- **Objetivo**
Reproduza sem nenhuma alteração o trecho que vai do início dos registros até a linha que contém "red-packet-icon[interactable] (236, 970, 268, 1002)", incluindo essa linha.

- **Os registros**
···

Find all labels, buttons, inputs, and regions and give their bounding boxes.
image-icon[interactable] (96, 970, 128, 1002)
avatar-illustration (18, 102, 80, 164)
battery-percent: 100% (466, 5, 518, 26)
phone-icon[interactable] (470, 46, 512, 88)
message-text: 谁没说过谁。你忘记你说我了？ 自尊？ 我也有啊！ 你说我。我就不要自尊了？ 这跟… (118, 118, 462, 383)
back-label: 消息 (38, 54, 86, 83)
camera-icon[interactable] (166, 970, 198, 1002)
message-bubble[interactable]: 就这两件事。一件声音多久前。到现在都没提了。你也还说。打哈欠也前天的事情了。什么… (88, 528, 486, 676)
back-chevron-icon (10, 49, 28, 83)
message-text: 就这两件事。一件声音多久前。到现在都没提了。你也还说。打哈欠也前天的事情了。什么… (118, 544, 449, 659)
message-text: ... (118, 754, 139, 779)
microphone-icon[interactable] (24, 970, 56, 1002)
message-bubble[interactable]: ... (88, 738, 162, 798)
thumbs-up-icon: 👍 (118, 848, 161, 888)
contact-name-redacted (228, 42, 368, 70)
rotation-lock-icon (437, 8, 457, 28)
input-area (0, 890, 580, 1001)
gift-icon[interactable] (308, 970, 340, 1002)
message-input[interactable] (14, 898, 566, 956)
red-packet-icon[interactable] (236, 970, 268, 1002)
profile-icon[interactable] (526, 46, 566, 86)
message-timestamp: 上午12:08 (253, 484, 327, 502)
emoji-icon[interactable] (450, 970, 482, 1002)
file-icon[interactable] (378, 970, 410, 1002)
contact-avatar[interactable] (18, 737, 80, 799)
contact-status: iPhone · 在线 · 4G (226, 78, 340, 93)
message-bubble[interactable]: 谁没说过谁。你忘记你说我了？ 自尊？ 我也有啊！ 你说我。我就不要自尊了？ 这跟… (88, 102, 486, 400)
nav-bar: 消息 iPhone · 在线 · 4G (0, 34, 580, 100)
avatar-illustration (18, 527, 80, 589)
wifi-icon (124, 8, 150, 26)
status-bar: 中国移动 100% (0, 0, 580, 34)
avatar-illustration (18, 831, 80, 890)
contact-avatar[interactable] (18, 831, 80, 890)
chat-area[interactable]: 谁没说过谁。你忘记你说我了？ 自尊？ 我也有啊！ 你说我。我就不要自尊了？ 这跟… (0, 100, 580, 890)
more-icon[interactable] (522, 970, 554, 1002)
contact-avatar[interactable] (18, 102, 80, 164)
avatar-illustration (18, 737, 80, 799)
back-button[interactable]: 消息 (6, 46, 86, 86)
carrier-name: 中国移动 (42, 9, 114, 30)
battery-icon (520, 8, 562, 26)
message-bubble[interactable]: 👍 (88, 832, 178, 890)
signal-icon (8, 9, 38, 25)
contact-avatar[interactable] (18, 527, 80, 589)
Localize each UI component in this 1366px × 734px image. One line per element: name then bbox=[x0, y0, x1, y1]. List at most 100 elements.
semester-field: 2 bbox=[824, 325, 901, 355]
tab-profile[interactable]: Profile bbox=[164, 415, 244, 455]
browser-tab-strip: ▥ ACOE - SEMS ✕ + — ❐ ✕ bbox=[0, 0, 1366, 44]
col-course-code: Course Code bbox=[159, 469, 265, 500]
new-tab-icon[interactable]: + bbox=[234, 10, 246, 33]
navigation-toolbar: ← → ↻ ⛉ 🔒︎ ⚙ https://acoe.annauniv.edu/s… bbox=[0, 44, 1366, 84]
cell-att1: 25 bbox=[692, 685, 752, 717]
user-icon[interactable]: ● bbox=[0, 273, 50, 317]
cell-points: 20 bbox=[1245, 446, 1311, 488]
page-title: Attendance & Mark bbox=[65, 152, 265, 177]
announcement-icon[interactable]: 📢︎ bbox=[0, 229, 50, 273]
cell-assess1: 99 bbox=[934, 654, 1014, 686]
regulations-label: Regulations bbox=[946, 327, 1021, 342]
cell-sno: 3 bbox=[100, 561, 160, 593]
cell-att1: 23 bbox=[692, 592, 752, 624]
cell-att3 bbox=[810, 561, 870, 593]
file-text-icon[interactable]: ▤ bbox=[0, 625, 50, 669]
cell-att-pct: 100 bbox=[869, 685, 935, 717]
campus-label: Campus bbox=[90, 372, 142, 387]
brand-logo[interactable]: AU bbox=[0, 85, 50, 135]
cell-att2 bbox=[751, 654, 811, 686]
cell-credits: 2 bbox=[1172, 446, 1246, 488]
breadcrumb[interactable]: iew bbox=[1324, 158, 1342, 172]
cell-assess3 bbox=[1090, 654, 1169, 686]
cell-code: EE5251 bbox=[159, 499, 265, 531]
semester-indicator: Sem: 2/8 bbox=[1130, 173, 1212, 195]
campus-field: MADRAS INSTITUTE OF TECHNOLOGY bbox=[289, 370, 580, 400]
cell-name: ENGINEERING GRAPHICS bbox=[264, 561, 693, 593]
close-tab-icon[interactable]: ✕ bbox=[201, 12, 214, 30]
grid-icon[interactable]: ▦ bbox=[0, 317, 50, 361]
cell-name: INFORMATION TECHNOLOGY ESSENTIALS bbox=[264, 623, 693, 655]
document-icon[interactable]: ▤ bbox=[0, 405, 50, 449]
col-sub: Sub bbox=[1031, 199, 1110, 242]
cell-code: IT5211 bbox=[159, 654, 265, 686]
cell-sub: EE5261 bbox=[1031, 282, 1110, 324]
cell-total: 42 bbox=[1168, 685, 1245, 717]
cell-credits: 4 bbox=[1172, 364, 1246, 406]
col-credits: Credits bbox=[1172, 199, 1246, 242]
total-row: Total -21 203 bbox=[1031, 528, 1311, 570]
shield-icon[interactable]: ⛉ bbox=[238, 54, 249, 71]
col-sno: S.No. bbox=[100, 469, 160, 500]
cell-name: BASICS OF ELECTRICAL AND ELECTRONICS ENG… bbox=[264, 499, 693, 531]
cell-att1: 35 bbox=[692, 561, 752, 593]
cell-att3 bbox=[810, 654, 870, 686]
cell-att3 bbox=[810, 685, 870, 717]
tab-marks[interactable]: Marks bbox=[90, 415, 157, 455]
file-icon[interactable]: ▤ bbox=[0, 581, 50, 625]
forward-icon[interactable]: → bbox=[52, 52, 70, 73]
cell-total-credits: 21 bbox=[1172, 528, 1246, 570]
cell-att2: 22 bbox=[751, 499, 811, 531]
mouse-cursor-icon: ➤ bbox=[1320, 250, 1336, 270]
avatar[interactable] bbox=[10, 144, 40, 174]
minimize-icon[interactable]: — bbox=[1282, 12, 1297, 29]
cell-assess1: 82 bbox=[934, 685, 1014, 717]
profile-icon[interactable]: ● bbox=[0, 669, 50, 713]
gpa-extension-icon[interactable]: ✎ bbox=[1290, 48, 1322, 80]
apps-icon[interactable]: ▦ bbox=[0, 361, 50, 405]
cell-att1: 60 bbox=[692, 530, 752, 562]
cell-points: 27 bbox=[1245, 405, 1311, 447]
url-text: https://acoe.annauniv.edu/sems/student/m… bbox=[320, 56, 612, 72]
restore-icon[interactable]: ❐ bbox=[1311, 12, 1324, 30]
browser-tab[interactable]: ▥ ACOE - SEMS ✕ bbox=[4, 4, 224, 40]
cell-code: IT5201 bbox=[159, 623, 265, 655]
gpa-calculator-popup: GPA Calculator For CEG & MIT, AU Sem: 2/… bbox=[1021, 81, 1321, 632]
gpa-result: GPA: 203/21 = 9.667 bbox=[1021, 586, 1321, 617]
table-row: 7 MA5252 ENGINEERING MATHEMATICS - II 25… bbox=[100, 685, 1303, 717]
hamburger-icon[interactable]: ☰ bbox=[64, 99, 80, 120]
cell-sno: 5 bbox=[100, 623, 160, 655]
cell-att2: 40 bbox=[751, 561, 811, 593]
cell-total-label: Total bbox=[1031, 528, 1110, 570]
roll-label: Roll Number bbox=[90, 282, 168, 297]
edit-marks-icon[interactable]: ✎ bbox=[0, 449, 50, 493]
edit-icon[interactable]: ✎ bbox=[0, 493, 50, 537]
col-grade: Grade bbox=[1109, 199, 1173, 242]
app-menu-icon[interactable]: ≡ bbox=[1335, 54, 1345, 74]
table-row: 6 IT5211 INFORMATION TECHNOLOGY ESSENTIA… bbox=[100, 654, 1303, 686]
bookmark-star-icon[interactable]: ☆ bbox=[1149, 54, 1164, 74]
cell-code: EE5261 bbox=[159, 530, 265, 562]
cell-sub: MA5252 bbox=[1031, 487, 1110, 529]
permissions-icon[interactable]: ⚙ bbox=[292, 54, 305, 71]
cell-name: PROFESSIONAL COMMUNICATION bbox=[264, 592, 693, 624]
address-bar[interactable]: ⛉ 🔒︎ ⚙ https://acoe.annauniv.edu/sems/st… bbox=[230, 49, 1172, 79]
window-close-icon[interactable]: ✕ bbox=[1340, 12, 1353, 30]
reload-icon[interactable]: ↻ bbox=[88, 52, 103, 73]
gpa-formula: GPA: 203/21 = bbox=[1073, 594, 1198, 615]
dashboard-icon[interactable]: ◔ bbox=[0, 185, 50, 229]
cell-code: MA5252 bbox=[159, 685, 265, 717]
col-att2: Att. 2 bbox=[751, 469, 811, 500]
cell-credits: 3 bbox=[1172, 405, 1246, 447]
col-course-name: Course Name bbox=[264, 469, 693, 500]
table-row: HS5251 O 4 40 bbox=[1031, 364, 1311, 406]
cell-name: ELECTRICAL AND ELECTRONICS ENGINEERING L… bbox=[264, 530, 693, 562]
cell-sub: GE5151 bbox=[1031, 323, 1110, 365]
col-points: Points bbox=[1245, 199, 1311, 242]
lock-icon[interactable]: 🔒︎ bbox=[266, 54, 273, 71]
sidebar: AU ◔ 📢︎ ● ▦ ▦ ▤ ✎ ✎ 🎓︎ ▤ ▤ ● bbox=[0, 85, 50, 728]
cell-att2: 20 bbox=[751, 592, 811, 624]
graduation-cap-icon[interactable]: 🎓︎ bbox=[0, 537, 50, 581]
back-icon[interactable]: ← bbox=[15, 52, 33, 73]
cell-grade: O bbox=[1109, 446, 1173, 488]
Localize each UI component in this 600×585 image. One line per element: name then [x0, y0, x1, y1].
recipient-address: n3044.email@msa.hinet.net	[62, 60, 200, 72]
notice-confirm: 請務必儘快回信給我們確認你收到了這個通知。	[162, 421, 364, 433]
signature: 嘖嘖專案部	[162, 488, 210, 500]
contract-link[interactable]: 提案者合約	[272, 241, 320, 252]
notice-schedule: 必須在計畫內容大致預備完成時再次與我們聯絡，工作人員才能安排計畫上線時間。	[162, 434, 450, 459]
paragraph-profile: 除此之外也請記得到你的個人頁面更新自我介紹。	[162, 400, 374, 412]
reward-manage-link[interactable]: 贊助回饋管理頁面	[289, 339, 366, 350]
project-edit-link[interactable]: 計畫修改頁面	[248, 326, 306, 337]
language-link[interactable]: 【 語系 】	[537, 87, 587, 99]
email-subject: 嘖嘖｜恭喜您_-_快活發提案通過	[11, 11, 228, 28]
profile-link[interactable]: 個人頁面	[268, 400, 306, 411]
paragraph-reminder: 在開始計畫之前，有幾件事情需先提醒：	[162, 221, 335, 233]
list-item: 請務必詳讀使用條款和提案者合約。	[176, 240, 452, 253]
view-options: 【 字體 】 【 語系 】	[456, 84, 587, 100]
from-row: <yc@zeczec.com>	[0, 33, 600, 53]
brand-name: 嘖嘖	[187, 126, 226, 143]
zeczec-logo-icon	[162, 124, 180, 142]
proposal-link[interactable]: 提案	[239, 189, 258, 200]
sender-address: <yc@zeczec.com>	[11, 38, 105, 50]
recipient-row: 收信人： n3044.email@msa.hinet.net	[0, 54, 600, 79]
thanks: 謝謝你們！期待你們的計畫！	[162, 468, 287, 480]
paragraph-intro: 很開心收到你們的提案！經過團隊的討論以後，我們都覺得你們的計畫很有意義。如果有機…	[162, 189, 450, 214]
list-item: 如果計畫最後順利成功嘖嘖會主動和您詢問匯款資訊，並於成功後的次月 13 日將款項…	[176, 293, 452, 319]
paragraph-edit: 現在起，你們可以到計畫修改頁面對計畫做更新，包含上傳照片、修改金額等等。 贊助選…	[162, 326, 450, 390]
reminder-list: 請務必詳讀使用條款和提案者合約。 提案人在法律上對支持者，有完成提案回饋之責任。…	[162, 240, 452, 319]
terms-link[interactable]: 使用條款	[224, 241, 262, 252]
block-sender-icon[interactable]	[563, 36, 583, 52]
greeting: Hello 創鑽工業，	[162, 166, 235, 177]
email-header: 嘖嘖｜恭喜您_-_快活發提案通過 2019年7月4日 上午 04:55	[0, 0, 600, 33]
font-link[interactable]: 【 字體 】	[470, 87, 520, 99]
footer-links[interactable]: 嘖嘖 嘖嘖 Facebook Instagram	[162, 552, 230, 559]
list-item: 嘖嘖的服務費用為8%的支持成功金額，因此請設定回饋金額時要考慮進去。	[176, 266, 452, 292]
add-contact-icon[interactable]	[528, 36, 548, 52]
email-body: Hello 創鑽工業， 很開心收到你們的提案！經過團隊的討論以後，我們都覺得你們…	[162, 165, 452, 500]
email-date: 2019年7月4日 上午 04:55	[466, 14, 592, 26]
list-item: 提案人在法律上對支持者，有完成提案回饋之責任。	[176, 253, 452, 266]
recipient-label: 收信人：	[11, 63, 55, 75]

···

- **Solução do exercício**
Find all labels, buttons, inputs, and regions and give their bounding boxes.
image-icon[interactable] (96, 970, 128, 1002)
avatar-illustration (18, 102, 80, 164)
battery-percent: 100% (466, 5, 518, 26)
phone-icon[interactable] (470, 46, 512, 88)
message-text: 谁没说过谁。你忘记你说我了？ 自尊？ 我也有啊！ 你说我。我就不要自尊了？ 这跟… (118, 118, 462, 383)
back-label: 消息 (38, 54, 86, 83)
camera-icon[interactable] (166, 970, 198, 1002)
message-bubble[interactable]: 就这两件事。一件声音多久前。到现在都没提了。你也还说。打哈欠也前天的事情了。什么… (88, 528, 486, 676)
back-chevron-icon (10, 49, 28, 83)
message-text: 就这两件事。一件声音多久前。到现在都没提了。你也还说。打哈欠也前天的事情了。什么… (118, 544, 449, 659)
message-text: ... (118, 754, 139, 779)
microphone-icon[interactable] (24, 970, 56, 1002)
message-bubble[interactable]: ... (88, 738, 162, 798)
thumbs-up-icon: 👍 (118, 848, 161, 888)
contact-name-redacted (228, 42, 368, 70)
rotation-lock-icon (437, 8, 457, 28)
input-area (0, 890, 580, 1001)
gift-icon[interactable] (308, 970, 340, 1002)
message-input[interactable] (14, 898, 566, 956)
red-packet-icon[interactable] (236, 970, 268, 1002)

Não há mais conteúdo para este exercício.